** 任务说明 **
把这篇讲医保报销规定的文章接着往下写，从最后一句之后开始。

** 所给文章 **
很多参保人员很好奇,明明和朋友去同一家医院住院治疗的,同样身份,为什么报销比例不一样?
为什么别人能报销,而我不能报销?
具体报销那些,
这些问题一定是您关心的
今天,我们就来集中解答
一、定点医疗机构
只有去定点医疗机构就医购药,才能报销,在非定点医疗机构就医产生的费用,就只能自费了。
*常见小病去基层医疗机构看病更划算,报销的钱更多。
二、“三个目录”
医保能够报销哪些,主要看医保目录。
医保目录包括医保药品目录、诊疗项目目录和医疗服务设施范围目录,即“三个目录”。“三个目录”内的医疗费用,才可以报销。
*住院时,“三个目录”中的医疗费用,甲类全部纳入报销范围,乙类个人自付20%,80%纳入报销范围,丙类全额自费。个别材料费用按照按照《关于规范执行基本医疗保险、生育保险医用材料的通知》(酒人社【2019】51 号)执行。

(数据集条目)

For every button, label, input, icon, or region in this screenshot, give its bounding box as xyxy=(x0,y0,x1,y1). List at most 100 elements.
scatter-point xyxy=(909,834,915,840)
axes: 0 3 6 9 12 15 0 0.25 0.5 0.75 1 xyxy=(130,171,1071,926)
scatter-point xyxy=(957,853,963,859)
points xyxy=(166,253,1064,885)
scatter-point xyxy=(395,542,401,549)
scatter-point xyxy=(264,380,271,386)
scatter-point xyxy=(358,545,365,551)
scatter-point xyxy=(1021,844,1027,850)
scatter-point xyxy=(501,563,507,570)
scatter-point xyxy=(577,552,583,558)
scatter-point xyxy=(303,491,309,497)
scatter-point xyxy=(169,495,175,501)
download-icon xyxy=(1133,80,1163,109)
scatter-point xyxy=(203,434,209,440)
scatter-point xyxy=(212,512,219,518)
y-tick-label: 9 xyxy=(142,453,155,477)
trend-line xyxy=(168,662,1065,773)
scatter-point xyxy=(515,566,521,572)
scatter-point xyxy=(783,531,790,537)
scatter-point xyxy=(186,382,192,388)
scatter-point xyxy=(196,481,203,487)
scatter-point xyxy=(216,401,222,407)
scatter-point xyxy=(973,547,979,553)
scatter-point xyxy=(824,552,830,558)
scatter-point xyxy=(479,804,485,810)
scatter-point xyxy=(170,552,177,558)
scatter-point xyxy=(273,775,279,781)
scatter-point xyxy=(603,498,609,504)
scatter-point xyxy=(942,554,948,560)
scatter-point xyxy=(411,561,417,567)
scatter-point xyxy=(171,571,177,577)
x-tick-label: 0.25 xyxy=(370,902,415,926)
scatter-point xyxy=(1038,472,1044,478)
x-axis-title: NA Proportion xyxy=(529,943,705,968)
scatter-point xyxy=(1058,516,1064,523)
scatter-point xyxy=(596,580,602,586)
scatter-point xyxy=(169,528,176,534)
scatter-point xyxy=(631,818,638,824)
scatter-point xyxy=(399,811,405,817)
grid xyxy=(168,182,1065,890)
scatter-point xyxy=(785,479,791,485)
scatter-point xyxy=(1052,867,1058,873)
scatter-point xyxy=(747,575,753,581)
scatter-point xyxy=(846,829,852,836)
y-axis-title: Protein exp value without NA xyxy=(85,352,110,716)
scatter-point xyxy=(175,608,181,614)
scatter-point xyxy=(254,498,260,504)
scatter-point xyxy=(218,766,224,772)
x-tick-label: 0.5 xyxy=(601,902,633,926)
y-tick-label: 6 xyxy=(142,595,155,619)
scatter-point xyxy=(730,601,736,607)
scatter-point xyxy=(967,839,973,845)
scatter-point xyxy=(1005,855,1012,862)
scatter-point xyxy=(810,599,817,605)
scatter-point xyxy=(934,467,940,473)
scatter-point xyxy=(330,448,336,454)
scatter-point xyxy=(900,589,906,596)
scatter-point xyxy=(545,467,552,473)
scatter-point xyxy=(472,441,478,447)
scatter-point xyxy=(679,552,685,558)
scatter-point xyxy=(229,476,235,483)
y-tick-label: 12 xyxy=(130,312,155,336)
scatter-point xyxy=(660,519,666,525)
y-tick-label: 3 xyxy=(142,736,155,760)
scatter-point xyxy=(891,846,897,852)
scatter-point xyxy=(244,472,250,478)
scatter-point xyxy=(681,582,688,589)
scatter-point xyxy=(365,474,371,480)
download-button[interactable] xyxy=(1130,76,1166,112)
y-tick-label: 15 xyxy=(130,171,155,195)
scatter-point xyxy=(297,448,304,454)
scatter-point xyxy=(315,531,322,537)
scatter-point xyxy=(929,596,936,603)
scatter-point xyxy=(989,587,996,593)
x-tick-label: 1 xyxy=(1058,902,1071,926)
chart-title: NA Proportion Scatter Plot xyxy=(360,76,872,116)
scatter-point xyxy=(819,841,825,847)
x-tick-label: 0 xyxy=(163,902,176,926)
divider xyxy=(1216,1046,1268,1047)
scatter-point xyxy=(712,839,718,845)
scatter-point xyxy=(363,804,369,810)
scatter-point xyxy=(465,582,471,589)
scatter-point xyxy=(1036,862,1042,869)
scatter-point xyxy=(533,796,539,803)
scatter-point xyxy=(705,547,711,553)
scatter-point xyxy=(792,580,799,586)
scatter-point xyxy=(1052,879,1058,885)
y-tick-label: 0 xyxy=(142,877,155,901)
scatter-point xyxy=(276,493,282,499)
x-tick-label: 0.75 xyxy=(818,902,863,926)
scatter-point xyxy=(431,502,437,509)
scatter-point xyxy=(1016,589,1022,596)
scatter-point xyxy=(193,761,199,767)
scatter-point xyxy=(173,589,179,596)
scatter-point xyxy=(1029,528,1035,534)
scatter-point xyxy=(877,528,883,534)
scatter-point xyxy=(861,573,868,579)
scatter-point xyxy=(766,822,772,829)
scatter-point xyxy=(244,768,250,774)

** 作答区 **
三、起付线、封顶线
起付线指的是医保基金的起付标准,参保人员在定点医疗机构实际发生的“三个目录”内的医疗费用,自己要先承担起付标准以下的费用,起付标准以上的部分再由医保基金按规定、按比例报销。根据地区、医疗机构、门诊或住院等情况的不同,起付线标准也各不相同,从几百元到一千多元不等。
*封顶线指的是医保基金的最高支付限额。
*如果在定点医疗机构住院,那么您的费用报销公式就是这样的:报销费用=(总费用-起付金-自费部分)*报销比例。请注意单次报销费用有最高支付限额哦!